(Items from a data source)
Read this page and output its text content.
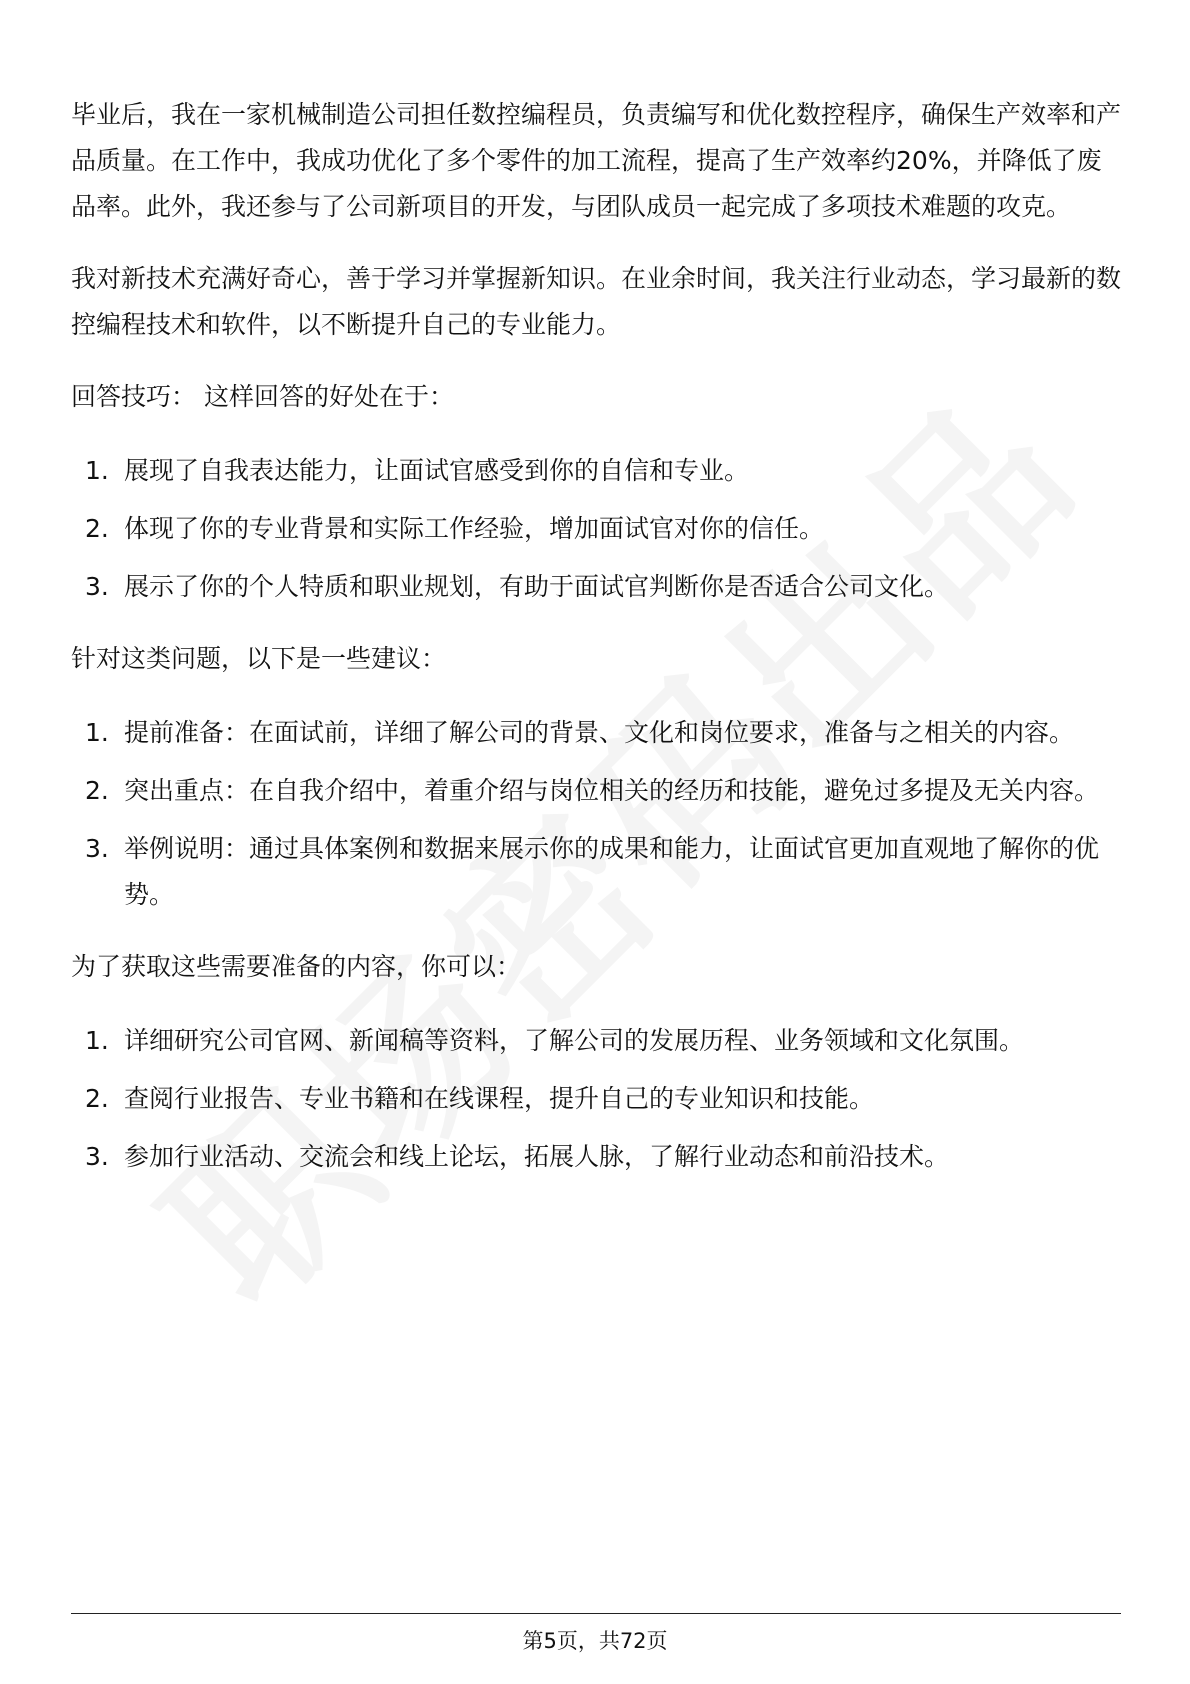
毕业后，我在一家机械制造公司担任数控编程员，负责编写和优化数控程序，确保生产效率和产品质量。在工作中，我成功优化了多个零件的加工流程，提高了生产效率约20%，并降低了废品率。此外，我还参与了公司新项目的开发，与团队成员一起完成了多项技术难题的攻克。

我对新技术充满好奇心，善于学习并掌握新知识。在业余时间，我关注行业动态，学习最新的数控编程技术和软件，以不断提升自己的专业能力。

回答技巧： 这样回答的好处在于：

1. 展现了自我表达能力，让面试官感受到你的自信和专业。
2. 体现了你的专业背景和实际工作经验，增加面试官对你的信任。
3. 展示了你的个人特质和职业规划，有助于面试官判断你是否适合公司文化。

针对这类问题，以下是一些建议：

1. 提前准备：在面试前，详细了解公司的背景、文化和岗位要求，准备与之相关的内容。
2. 突出重点：在自我介绍中，着重介绍与岗位相关的经历和技能，避免过多提及无关内容。
3. 举例说明：通过具体案例和数据来展示你的成果和能力，让面试官更加直观地了解你的优势。

为了获取这些需要准备的内容，你可以：

1. 详细研究公司官网、新闻稿等资料，了解公司的发展历程、业务领域和文化氛围。
2. 查阅行业报告、专业书籍和在线课程，提升自己的专业知识和技能。
3. 参加行业活动、交流会和线上论坛，拓展人脉，了解行业动态和前沿技术。
第5页，共72页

(WORK TO DO):
Transcribe all of the entries word for word, but skip any pictures they contain.

(OUTPUT):
Read this page and output its text content.
毕业后，我在一家机械制造公司担任数控编程员，负责编写和优化数控程序，确保生产效率和产品质量。在工作中，我成功优化了多个零件的加工流程，提高了生产效率约20%，并降低了废品率。此外，我还参与了公司新项目的开发，与团队成员一起完成了多项技术难题的攻克。

我对新技术充满好奇心，善于学习并掌握新知识。在业余时间，我关注行业动态，学习最新的数控编程技术和软件，以不断提升自己的专业能力。

回答技巧： 这样回答的好处在于：

1. 展现了自我表达能力，让面试官感受到你的自信和专业。
2. 体现了你的专业背景和实际工作经验，增加面试官对你的信任。
3. 展示了你的个人特质和职业规划，有助于面试官判断你是否适合公司文化。

针对这类问题，以下是一些建议：

1. 提前准备：在面试前，详细了解公司的背景、文化和岗位要求，准备与之相关的内容。
2. 突出重点：在自我介绍中，着重介绍与岗位相关的经历和技能，避免过多提及无关内容。
3. 举例说明：通过具体案例和数据来展示你的成果和能力，让面试官更加直观地了解你的优势。

为了获取这些需要准备的内容，你可以：

1. 详细研究公司官网、新闻稿等资料，了解公司的发展历程、业务领域和文化氛围。
2. 查阅行业报告、专业书籍和在线课程，提升自己的专业知识和技能。
3. 参加行业活动、交流会和线上论坛，拓展人脉，了解行业动态和前沿技术。
第5页，共72页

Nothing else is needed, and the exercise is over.